For the data that follows, report how many lines contain the word "title", and nothing else.

************

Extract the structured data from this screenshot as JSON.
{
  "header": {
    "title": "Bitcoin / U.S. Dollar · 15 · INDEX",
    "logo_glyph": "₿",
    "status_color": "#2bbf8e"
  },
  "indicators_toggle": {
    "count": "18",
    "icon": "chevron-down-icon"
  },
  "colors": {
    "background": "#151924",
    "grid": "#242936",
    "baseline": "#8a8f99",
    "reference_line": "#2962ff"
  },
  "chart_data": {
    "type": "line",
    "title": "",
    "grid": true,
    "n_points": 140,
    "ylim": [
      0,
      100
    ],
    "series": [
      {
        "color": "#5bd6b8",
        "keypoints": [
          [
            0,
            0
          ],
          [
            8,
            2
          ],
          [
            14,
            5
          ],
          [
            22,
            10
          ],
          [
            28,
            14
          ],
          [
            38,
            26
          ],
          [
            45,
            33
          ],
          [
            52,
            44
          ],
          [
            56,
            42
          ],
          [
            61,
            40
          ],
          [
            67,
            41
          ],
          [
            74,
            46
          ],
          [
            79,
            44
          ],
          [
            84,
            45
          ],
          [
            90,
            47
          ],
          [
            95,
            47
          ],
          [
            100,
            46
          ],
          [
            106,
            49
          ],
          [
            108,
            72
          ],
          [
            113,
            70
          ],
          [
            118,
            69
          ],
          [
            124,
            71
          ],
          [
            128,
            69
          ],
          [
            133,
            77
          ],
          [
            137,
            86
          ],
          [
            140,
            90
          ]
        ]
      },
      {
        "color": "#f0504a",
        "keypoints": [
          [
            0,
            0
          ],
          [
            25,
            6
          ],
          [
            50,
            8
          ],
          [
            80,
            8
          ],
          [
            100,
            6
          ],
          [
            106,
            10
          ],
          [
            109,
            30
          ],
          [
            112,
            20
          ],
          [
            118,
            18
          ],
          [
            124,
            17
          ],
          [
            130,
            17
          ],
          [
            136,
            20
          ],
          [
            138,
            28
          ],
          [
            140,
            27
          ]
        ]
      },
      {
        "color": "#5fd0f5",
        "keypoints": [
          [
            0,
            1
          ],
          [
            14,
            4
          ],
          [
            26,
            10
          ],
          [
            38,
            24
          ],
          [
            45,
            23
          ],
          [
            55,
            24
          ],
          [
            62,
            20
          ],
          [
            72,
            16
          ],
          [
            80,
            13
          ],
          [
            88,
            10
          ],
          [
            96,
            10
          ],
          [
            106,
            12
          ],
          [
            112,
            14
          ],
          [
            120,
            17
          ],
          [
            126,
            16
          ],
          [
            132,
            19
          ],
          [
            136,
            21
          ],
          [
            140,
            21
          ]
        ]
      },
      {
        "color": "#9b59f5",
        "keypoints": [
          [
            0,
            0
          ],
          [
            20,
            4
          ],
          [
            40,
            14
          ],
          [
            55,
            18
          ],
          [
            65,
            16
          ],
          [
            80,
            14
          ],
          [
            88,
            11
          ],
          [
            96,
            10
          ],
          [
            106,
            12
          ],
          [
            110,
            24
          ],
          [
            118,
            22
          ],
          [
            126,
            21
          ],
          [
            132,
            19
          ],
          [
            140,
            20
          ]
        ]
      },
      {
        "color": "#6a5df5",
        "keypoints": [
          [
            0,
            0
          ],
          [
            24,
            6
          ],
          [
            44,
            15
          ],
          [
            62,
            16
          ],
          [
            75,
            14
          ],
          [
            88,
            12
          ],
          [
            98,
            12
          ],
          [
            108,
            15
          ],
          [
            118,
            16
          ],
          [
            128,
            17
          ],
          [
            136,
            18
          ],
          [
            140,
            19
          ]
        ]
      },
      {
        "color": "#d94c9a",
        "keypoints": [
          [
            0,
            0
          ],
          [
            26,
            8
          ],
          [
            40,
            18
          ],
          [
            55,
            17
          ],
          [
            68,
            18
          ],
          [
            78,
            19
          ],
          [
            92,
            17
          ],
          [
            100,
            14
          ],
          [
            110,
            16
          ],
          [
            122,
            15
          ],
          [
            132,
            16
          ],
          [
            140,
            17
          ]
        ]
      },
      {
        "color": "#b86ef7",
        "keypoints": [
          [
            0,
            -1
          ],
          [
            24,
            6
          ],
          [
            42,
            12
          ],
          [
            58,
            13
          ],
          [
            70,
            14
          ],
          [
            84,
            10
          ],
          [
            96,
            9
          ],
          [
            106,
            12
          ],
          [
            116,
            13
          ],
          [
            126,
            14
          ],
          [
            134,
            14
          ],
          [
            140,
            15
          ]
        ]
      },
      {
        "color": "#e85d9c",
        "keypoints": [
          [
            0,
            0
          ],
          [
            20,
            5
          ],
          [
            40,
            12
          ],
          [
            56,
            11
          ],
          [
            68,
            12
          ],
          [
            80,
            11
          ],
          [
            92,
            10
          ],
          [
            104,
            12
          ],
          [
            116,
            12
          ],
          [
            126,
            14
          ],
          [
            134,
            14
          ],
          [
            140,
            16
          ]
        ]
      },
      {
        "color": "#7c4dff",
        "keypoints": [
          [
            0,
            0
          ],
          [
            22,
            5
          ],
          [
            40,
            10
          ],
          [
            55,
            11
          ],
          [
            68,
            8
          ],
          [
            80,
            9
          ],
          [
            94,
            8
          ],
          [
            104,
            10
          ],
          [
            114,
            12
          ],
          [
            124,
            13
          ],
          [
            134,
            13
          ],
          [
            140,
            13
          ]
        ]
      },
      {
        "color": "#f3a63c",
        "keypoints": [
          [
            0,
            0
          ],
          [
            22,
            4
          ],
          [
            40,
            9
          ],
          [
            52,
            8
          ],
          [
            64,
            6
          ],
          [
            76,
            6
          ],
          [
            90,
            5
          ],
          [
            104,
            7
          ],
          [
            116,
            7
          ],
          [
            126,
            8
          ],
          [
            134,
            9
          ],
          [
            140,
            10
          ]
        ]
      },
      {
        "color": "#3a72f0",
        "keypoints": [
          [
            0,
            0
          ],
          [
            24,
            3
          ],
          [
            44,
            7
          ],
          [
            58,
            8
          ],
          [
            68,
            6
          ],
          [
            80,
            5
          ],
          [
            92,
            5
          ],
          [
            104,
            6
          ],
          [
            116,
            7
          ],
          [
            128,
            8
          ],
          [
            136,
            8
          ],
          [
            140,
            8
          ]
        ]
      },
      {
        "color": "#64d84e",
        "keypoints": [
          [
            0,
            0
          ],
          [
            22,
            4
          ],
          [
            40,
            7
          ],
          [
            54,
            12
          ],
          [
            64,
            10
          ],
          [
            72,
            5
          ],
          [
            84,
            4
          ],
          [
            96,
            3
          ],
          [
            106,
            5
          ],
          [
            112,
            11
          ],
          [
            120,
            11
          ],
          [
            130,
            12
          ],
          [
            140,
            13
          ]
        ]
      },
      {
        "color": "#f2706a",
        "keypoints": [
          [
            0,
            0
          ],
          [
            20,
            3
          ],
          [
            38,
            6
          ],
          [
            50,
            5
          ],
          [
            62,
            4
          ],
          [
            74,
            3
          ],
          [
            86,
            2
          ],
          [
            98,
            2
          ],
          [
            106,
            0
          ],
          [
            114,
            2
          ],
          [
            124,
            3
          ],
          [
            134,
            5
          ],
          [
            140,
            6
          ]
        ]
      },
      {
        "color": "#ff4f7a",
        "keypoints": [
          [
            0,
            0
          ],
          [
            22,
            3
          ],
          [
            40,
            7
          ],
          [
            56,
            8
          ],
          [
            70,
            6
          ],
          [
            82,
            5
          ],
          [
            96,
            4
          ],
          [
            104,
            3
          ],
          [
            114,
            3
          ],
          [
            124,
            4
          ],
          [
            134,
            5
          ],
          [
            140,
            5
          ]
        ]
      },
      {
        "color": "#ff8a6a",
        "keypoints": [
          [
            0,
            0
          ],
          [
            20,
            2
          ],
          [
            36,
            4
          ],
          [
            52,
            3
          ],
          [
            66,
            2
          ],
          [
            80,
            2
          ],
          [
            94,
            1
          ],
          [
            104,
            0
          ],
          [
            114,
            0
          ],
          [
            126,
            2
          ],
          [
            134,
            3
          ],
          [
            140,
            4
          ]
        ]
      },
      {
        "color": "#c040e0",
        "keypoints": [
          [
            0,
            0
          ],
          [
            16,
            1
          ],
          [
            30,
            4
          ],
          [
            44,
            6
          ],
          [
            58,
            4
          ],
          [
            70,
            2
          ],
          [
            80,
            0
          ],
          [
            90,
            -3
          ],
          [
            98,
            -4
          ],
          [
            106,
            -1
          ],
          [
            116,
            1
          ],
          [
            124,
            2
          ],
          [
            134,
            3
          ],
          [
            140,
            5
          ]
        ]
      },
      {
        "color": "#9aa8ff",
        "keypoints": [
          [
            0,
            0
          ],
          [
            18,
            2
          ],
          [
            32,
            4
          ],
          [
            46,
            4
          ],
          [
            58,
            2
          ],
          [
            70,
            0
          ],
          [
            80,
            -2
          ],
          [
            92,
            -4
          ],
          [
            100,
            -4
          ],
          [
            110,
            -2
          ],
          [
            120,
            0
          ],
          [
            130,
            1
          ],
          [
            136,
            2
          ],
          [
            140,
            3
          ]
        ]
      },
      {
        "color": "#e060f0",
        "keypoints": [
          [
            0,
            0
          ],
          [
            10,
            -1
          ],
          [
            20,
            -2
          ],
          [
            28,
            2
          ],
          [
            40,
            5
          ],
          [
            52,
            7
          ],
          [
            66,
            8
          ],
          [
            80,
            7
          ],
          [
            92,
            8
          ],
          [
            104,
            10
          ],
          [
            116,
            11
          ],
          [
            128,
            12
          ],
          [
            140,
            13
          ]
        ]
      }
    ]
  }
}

************

[CORRECT OUTPUT]: 2